-- Start of Input data --
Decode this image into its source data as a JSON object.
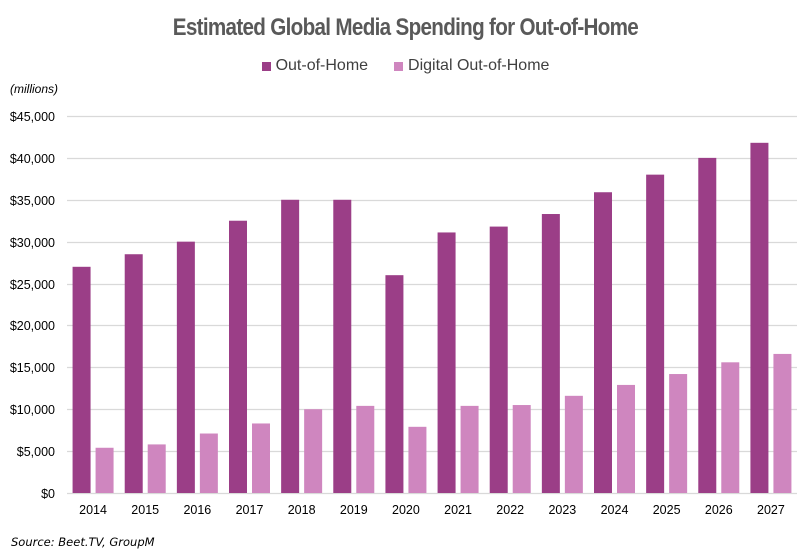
{
  "chart_data": {
    "type": "bar",
    "title": "Estimated Global Media Spending for Out-of-Home",
    "units_label": "(millions)",
    "source": "Source: Beet.TV, GroupM",
    "xlabel": "",
    "ylabel": "",
    "ylim": [
      0,
      45000
    ],
    "y_ticks": [
      0,
      5000,
      10000,
      15000,
      20000,
      25000,
      30000,
      35000,
      40000,
      45000
    ],
    "y_tick_labels": [
      "$0",
      "$5,000",
      "$10,000",
      "$15,000",
      "$20,000",
      "$25,000",
      "$30,000",
      "$35,000",
      "$40,000",
      "$45,000"
    ],
    "grid": true,
    "legend_position": "top-center",
    "categories": [
      "2014",
      "2015",
      "2016",
      "2017",
      "2018",
      "2019",
      "2020",
      "2021",
      "2022",
      "2023",
      "2024",
      "2025",
      "2026",
      "2027"
    ],
    "series": [
      {
        "name": "Out-of-Home",
        "color": "#9B3E87",
        "values": [
          27000,
          28500,
          30000,
          32500,
          35000,
          35000,
          26000,
          31100,
          31800,
          33300,
          35900,
          38000,
          40000,
          41800
        ]
      },
      {
        "name": "Digital Out-of-Home",
        "color": "#CF86BF",
        "values": [
          5400,
          5800,
          7100,
          8300,
          10000,
          10400,
          7900,
          10400,
          10500,
          11600,
          12900,
          14200,
          15600,
          16600
        ]
      }
    ]
  }
}
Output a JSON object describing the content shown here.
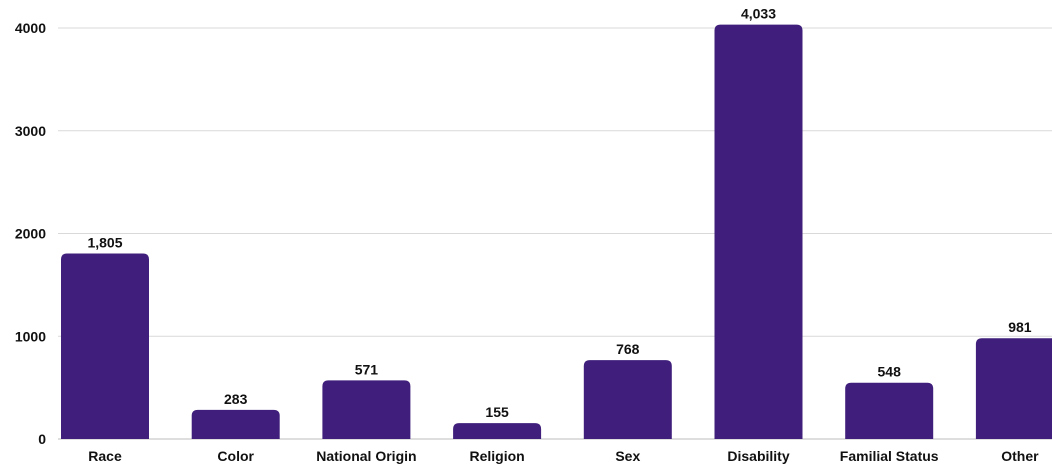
-- End of Input data --
Write out every entry again word for word, without any of the pictures.

Decode this image into its source data as a JSON object.
{
  "chart_data": {
    "type": "bar",
    "title": "Estimated Global Media Spending for Out-of-Home",
    "units_label": "(millions)",
    "source": "Source: Beet.TV, GroupM",
    "xlabel": "",
    "ylabel": "",
    "ylim": [
      0,
      45000
    ],
    "y_ticks": [
      0,
      5000,
      10000,
      15000,
      20000,
      25000,
      30000,
      35000,
      40000,
      45000
    ],
    "y_tick_labels": [
      "$0",
      "$5,000",
      "$10,000",
      "$15,000",
      "$20,000",
      "$25,000",
      "$30,000",
      "$35,000",
      "$40,000",
      "$45,000"
    ],
    "grid": true,
    "legend_position": "top-center",
    "categories": [
      "2014",
      "2015",
      "2016",
      "2017",
      "2018",
      "2019",
      "2020",
      "2021",
      "2022",
      "2023",
      "2024",
      "2025",
      "2026",
      "2027"
    ],
    "series": [
      {
        "name": "Out-of-Home",
        "color": "#9B3E87",
        "values": [
          27000,
          28500,
          30000,
          32500,
          35000,
          35000,
          26000,
          31100,
          31800,
          33300,
          35900,
          38000,
          40000,
          41800
        ]
      },
      {
        "name": "Digital Out-of-Home",
        "color": "#CF86BF",
        "values": [
          5400,
          5800,
          7100,
          8300,
          10000,
          10400,
          7900,
          10400,
          10500,
          11600,
          12900,
          14200,
          15600,
          16600
        ]
      }
    ]
  }
}
Output a JSON object describing the content shown here.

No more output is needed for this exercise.